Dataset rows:
== == ==

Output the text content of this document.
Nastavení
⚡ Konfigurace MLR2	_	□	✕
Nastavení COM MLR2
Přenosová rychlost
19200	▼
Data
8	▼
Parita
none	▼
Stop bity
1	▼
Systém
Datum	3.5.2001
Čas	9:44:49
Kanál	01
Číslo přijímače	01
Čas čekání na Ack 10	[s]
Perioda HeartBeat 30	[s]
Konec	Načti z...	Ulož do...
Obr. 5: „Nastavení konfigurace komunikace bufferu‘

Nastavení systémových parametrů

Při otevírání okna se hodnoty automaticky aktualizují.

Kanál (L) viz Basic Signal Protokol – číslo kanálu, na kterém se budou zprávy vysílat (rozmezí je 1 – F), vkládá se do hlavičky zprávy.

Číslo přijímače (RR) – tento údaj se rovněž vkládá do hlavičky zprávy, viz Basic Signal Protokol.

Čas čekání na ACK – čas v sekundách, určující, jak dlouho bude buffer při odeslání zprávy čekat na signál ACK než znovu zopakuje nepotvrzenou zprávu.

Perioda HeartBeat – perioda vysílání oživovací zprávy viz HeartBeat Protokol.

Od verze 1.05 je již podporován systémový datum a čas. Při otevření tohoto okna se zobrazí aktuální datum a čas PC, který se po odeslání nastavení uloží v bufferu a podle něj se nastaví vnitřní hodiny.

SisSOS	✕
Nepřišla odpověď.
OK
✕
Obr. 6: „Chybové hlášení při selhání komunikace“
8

== == ==

* _TASK STATEMENT_
Of the lines in the records, determine how many contain the word "HeartBeat", and report that number alone.

* _RESULT FOR THIS EXERCISE_
2